Stated problem:
Give the material again in full, matching it exactly.

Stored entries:
·····

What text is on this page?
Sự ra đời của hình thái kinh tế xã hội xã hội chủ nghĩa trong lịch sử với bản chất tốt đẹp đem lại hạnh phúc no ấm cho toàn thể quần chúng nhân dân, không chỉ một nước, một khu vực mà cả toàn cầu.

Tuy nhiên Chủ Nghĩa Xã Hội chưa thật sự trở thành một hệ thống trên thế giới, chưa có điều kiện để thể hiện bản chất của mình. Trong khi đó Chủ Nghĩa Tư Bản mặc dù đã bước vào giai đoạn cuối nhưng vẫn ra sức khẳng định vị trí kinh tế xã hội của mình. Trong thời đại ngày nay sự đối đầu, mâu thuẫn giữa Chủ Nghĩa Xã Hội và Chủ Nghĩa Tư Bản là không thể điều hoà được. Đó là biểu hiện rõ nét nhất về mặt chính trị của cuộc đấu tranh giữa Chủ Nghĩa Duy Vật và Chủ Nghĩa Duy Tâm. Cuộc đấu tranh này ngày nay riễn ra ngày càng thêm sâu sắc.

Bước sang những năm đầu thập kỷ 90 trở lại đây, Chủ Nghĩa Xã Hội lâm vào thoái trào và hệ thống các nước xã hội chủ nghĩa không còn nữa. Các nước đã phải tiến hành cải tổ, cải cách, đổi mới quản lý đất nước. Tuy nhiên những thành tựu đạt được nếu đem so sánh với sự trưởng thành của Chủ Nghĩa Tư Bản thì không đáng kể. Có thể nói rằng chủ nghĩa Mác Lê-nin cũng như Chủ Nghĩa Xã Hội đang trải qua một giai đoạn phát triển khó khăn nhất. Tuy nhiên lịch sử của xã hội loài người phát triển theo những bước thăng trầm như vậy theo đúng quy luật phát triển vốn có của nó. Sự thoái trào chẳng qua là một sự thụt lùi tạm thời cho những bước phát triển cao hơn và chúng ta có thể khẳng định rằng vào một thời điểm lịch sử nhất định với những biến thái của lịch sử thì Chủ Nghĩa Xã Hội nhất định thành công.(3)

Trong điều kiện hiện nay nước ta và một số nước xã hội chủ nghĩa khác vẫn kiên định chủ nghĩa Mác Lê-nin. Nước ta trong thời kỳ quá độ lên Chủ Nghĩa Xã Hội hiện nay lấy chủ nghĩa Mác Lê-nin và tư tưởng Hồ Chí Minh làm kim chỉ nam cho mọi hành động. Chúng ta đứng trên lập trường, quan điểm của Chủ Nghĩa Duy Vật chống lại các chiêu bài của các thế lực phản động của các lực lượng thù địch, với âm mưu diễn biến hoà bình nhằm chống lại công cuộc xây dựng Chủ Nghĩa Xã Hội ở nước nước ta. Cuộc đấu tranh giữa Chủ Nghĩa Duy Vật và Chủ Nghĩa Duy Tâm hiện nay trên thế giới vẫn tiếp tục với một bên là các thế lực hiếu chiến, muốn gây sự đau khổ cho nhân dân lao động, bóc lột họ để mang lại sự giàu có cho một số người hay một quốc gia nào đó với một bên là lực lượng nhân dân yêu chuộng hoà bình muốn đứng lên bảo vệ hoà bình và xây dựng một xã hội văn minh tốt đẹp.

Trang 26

·····

Answer below:
What text is on this page?
Sự ra đời của hình thái kinh tế xã hội xã hội chủ nghĩa trong lịch sử với bản chất tốt đẹp đem lại hạnh phúc no ấm cho toàn thể quần chúng nhân dân, không chỉ một nước, một khu vực mà cả toàn cầu.

Tuy nhiên Chủ Nghĩa Xã Hội chưa thật sự trở thành một hệ thống trên thế giới, chưa có điều kiện để thể hiện bản chất của mình. Trong khi đó Chủ Nghĩa Tư Bản mặc dù đã bước vào giai đoạn cuối nhưng vẫn ra sức khẳng định vị trí kinh tế xã hội của mình. Trong thời đại ngày nay sự đối đầu, mâu thuẫn giữa Chủ Nghĩa Xã Hội và Chủ Nghĩa Tư Bản là không thể điều hoà được. Đó là biểu hiện rõ nét nhất về mặt chính trị của cuộc đấu tranh giữa Chủ Nghĩa Duy Vật và Chủ Nghĩa Duy Tâm. Cuộc đấu tranh này ngày nay riễn ra ngày càng thêm sâu sắc.

Bước sang những năm đầu thập kỷ 90 trở lại đây, Chủ Nghĩa Xã Hội lâm vào thoái trào và hệ thống các nước xã hội chủ nghĩa không còn nữa. Các nước đã phải tiến hành cải tổ, cải cách, đổi mới quản lý đất nước. Tuy nhiên những thành tựu đạt được nếu đem so sánh với sự trưởng thành của Chủ Nghĩa Tư Bản thì không đáng kể. Có thể nói rằng chủ nghĩa Mác Lê-nin cũng như Chủ Nghĩa Xã Hội đang trải qua một giai đoạn phát triển khó khăn nhất. Tuy nhiên lịch sử của xã hội loài người phát triển theo những bước thăng trầm như vậy theo đúng quy luật phát triển vốn có của nó. Sự thoái trào chẳng qua là một sự thụt lùi tạm thời cho những bước phát triển cao hơn và chúng ta có thể khẳng định rằng vào một thời điểm lịch sử nhất định với những biến thái của lịch sử thì Chủ Nghĩa Xã Hội nhất định thành công.(3)

Trong điều kiện hiện nay nước ta và một số nước xã hội chủ nghĩa khác vẫn kiên định chủ nghĩa Mác Lê-nin. Nước ta trong thời kỳ quá độ lên Chủ Nghĩa Xã Hội hiện nay lấy chủ nghĩa Mác Lê-nin và tư tưởng Hồ Chí Minh làm kim chỉ nam cho mọi hành động. Chúng ta đứng trên lập trường, quan điểm của Chủ Nghĩa Duy Vật chống lại các chiêu bài của các thế lực phản động của các lực lượng thù địch, với âm mưu diễn biến hoà bình nhằm chống lại công cuộc xây dựng Chủ Nghĩa Xã Hội ở nước nước ta. Cuộc đấu tranh giữa Chủ Nghĩa Duy Vật và Chủ Nghĩa Duy Tâm hiện nay trên thế giới vẫn tiếp tục với một bên là các thế lực hiếu chiến, muốn gây sự đau khổ cho nhân dân lao động, bóc lột họ để mang lại sự giàu có cho một số người hay một quốc gia nào đó với một bên là lực lượng nhân dân yêu chuộng hoà bình muốn đứng lên bảo vệ hoà bình và xây dựng một xã hội văn minh tốt đẹp.

Trang 26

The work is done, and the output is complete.